Wherever the word "marker" appears in the entries, copy the whole line.

--------

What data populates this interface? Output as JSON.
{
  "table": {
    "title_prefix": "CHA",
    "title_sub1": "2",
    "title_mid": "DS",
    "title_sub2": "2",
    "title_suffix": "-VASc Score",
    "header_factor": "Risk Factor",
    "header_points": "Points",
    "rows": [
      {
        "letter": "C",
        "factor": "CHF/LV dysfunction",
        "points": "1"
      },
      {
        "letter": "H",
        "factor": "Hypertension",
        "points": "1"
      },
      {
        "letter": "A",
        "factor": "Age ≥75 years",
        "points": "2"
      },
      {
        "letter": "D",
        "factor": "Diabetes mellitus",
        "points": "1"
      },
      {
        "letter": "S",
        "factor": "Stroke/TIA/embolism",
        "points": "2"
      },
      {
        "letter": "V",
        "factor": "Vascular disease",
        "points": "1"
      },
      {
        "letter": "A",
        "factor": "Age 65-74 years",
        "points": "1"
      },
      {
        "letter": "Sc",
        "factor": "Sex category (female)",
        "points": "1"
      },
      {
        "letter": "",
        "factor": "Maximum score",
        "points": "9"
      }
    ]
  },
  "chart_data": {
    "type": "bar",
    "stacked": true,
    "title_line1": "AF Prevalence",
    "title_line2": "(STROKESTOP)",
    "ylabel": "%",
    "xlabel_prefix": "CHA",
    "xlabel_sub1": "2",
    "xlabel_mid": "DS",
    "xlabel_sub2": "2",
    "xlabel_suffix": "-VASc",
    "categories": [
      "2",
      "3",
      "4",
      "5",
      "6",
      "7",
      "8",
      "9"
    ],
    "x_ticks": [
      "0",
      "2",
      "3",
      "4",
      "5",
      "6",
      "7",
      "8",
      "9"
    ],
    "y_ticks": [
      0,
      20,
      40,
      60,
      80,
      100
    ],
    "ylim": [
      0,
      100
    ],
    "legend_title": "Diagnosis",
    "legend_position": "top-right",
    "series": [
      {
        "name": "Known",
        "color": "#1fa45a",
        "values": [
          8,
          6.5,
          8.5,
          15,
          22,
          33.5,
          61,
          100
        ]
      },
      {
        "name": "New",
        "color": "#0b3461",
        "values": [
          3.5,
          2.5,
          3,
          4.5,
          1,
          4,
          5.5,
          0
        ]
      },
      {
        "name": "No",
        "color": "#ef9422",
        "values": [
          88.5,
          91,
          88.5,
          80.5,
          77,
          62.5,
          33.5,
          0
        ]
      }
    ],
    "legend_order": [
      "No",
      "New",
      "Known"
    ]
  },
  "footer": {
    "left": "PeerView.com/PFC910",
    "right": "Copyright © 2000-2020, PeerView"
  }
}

--------

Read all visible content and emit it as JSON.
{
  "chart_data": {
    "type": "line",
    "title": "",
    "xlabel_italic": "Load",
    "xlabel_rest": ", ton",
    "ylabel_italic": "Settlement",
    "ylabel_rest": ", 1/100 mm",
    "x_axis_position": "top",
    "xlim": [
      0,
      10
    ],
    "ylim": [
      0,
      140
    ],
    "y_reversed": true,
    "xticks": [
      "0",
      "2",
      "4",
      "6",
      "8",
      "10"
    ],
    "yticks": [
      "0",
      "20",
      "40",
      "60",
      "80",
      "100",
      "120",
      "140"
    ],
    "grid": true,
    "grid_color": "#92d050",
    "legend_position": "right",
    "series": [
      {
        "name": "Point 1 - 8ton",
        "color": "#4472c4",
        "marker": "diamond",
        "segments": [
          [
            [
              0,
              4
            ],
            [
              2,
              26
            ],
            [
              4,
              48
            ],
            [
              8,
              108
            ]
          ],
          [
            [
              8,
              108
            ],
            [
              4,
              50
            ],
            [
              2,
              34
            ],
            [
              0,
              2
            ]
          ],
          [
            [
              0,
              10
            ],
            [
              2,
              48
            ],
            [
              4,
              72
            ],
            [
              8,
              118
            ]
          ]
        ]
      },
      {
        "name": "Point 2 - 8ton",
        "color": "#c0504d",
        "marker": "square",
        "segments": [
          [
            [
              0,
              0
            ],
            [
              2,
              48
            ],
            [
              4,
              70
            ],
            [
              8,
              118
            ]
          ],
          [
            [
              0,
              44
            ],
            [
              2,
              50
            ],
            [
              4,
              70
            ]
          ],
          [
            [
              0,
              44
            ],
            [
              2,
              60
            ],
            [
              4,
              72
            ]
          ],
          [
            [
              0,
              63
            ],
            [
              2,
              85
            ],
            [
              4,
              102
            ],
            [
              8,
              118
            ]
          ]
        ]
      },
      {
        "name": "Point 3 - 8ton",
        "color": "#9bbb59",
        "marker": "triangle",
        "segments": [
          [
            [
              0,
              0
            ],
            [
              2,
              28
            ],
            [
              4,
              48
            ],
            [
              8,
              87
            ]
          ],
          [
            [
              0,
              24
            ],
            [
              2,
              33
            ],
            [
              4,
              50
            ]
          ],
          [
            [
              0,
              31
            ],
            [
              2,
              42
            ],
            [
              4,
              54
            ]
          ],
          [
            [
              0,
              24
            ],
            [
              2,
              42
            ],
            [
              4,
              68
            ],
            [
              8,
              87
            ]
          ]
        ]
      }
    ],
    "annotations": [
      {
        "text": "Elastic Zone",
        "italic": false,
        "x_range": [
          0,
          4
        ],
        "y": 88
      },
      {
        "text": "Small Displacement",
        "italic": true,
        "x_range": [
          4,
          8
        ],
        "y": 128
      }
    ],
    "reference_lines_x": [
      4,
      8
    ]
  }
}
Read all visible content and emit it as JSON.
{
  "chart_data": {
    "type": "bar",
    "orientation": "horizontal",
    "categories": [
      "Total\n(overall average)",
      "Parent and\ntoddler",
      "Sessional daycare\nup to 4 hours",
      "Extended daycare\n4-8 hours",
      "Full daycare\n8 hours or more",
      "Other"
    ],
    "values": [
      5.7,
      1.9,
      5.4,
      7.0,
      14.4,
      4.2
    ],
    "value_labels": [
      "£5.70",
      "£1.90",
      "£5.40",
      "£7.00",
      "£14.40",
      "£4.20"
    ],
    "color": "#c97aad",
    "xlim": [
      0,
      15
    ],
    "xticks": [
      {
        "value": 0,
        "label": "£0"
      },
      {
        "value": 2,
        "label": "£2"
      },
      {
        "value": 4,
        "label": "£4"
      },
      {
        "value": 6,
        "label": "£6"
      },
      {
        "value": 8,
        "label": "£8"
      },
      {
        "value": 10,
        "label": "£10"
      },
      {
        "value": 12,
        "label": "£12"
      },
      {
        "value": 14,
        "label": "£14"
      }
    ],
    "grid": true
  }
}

--------

Task output:
        "marker": "diamond",
        "marker": "square",
        "marker": "triangle",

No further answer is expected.